Entries from a dataset:
********************

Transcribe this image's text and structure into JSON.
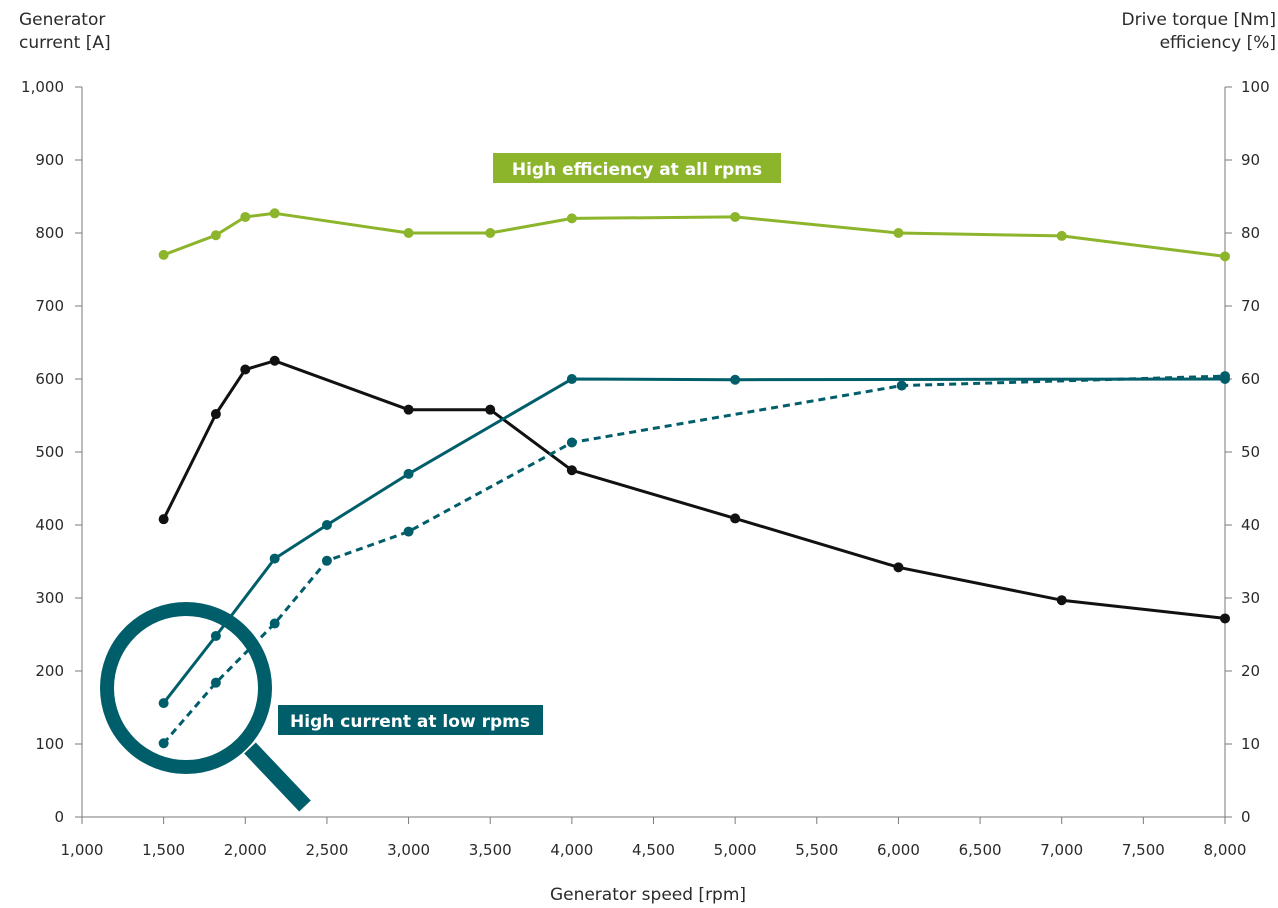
{
  "chart_data": {
    "type": "line",
    "xlabel": "Generator speed [rpm]",
    "ylabel_left": [
      "Generator",
      "current [A]"
    ],
    "ylabel_right": [
      "Drive torque [Nm]",
      "efficiency [%]"
    ],
    "xlim": [
      1000,
      8000
    ],
    "ylim_left": [
      0,
      1000
    ],
    "ylim_right": [
      0,
      100
    ],
    "x_ticks": [
      1000,
      1500,
      2000,
      2500,
      3000,
      3500,
      4000,
      4500,
      5000,
      5500,
      6000,
      6500,
      7000,
      7500,
      8000
    ],
    "x_tick_labels": [
      "1,000",
      "1,500",
      "2,000",
      "2,500",
      "3,000",
      "3,500",
      "4,000",
      "4,500",
      "5,000",
      "5,500",
      "6,000",
      "6,500",
      "7,000",
      "7,500",
      "8,000"
    ],
    "y_left_ticks": [
      0,
      100,
      200,
      300,
      400,
      500,
      600,
      700,
      800,
      900,
      1000
    ],
    "y_left_tick_labels": [
      "0",
      "100",
      "200",
      "300",
      "400",
      "500",
      "600",
      "700",
      "800",
      "900",
      "1,000"
    ],
    "y_right_ticks": [
      0,
      10,
      20,
      30,
      40,
      50,
      60,
      70,
      80,
      90,
      100
    ],
    "y_right_tick_labels": [
      "0",
      "10",
      "20",
      "30",
      "40",
      "50",
      "60",
      "70",
      "80",
      "90",
      "100"
    ],
    "grid": false,
    "series": [
      {
        "key": "efficiency",
        "axis": "right",
        "color": "#8cb52b",
        "style": "solid",
        "points": [
          [
            1500,
            77
          ],
          [
            1820,
            79.7
          ],
          [
            2000,
            82.2
          ],
          [
            2180,
            82.7
          ],
          [
            3000,
            80
          ],
          [
            3500,
            80
          ],
          [
            4000,
            82
          ],
          [
            5000,
            82.2
          ],
          [
            6000,
            80
          ],
          [
            7000,
            79.6
          ],
          [
            8000,
            76.8
          ]
        ]
      },
      {
        "key": "current",
        "axis": "left",
        "color": "#111111",
        "style": "solid",
        "points": [
          [
            1500,
            408
          ],
          [
            1820,
            552
          ],
          [
            2000,
            613
          ],
          [
            2180,
            625
          ],
          [
            3000,
            558
          ],
          [
            3500,
            558
          ],
          [
            4000,
            475
          ],
          [
            5000,
            409
          ],
          [
            6000,
            342
          ],
          [
            7000,
            297
          ],
          [
            8000,
            272
          ]
        ]
      },
      {
        "key": "torque_solid",
        "axis": "right",
        "color": "#005e6a",
        "style": "solid",
        "points": [
          [
            1500,
            15.6
          ],
          [
            1820,
            24.8
          ],
          [
            2180,
            35.4
          ],
          [
            2500,
            40
          ],
          [
            3000,
            47
          ],
          [
            4000,
            60
          ],
          [
            5000,
            59.9
          ],
          [
            8000,
            60
          ]
        ]
      },
      {
        "key": "torque_dashed",
        "axis": "right",
        "color": "#005e6a",
        "style": "dashed",
        "points": [
          [
            1500,
            10.1
          ],
          [
            1820,
            18.4
          ],
          [
            2180,
            26.5
          ],
          [
            2500,
            35.1
          ],
          [
            3000,
            39.1
          ],
          [
            4000,
            51.3
          ],
          [
            6020,
            59.1
          ],
          [
            8000,
            60.4
          ]
        ]
      }
    ],
    "annotations": [
      {
        "text": "High efficiency at all rpms",
        "bg": "#8cb52b",
        "color": "#ffffff"
      },
      {
        "text": "High current at low rpms",
        "bg": "#005e6a",
        "color": "#ffffff"
      }
    ],
    "magnifier_color": "#005e6a"
  }
}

********************

Stated goal: Strip out the images, then output the records above word for word.

Final answer:
Transcribe this image's text and structure into JSON.
{
  "chart_data": {
    "type": "line",
    "xlabel": "Generator speed [rpm]",
    "ylabel_left": [
      "Generator",
      "current [A]"
    ],
    "ylabel_right": [
      "Drive torque [Nm]",
      "efficiency [%]"
    ],
    "xlim": [
      1000,
      8000
    ],
    "ylim_left": [
      0,
      1000
    ],
    "ylim_right": [
      0,
      100
    ],
    "x_ticks": [
      1000,
      1500,
      2000,
      2500,
      3000,
      3500,
      4000,
      4500,
      5000,
      5500,
      6000,
      6500,
      7000,
      7500,
      8000
    ],
    "x_tick_labels": [
      "1,000",
      "1,500",
      "2,000",
      "2,500",
      "3,000",
      "3,500",
      "4,000",
      "4,500",
      "5,000",
      "5,500",
      "6,000",
      "6,500",
      "7,000",
      "7,500",
      "8,000"
    ],
    "y_left_ticks": [
      0,
      100,
      200,
      300,
      400,
      500,
      600,
      700,
      800,
      900,
      1000
    ],
    "y_left_tick_labels": [
      "0",
      "100",
      "200",
      "300",
      "400",
      "500",
      "600",
      "700",
      "800",
      "900",
      "1,000"
    ],
    "y_right_ticks": [
      0,
      10,
      20,
      30,
      40,
      50,
      60,
      70,
      80,
      90,
      100
    ],
    "y_right_tick_labels": [
      "0",
      "10",
      "20",
      "30",
      "40",
      "50",
      "60",
      "70",
      "80",
      "90",
      "100"
    ],
    "grid": false,
    "series": [
      {
        "key": "efficiency",
        "axis": "right",
        "color": "#8cb52b",
        "style": "solid",
        "points": [
          [
            1500,
            77
          ],
          [
            1820,
            79.7
          ],
          [
            2000,
            82.2
          ],
          [
            2180,
            82.7
          ],
          [
            3000,
            80
          ],
          [
            3500,
            80
          ],
          [
            4000,
            82
          ],
          [
            5000,
            82.2
          ],
          [
            6000,
            80
          ],
          [
            7000,
            79.6
          ],
          [
            8000,
            76.8
          ]
        ]
      },
      {
        "key": "current",
        "axis": "left",
        "color": "#111111",
        "style": "solid",
        "points": [
          [
            1500,
            408
          ],
          [
            1820,
            552
          ],
          [
            2000,
            613
          ],
          [
            2180,
            625
          ],
          [
            3000,
            558
          ],
          [
            3500,
            558
          ],
          [
            4000,
            475
          ],
          [
            5000,
            409
          ],
          [
            6000,
            342
          ],
          [
            7000,
            297
          ],
          [
            8000,
            272
          ]
        ]
      },
      {
        "key": "torque_solid",
        "axis": "right",
        "color": "#005e6a",
        "style": "solid",
        "points": [
          [
            1500,
            15.6
          ],
          [
            1820,
            24.8
          ],
          [
            2180,
            35.4
          ],
          [
            2500,
            40
          ],
          [
            3000,
            47
          ],
          [
            4000,
            60
          ],
          [
            5000,
            59.9
          ],
          [
            8000,
            60
          ]
        ]
      },
      {
        "key": "torque_dashed",
        "axis": "right",
        "color": "#005e6a",
        "style": "dashed",
        "points": [
          [
            1500,
            10.1
          ],
          [
            1820,
            18.4
          ],
          [
            2180,
            26.5
          ],
          [
            2500,
            35.1
          ],
          [
            3000,
            39.1
          ],
          [
            4000,
            51.3
          ],
          [
            6020,
            59.1
          ],
          [
            8000,
            60.4
          ]
        ]
      }
    ],
    "annotations": [
      {
        "text": "High efficiency at all rpms",
        "bg": "#8cb52b",
        "color": "#ffffff"
      },
      {
        "text": "High current at low rpms",
        "bg": "#005e6a",
        "color": "#ffffff"
      }
    ],
    "magnifier_color": "#005e6a"
  }
}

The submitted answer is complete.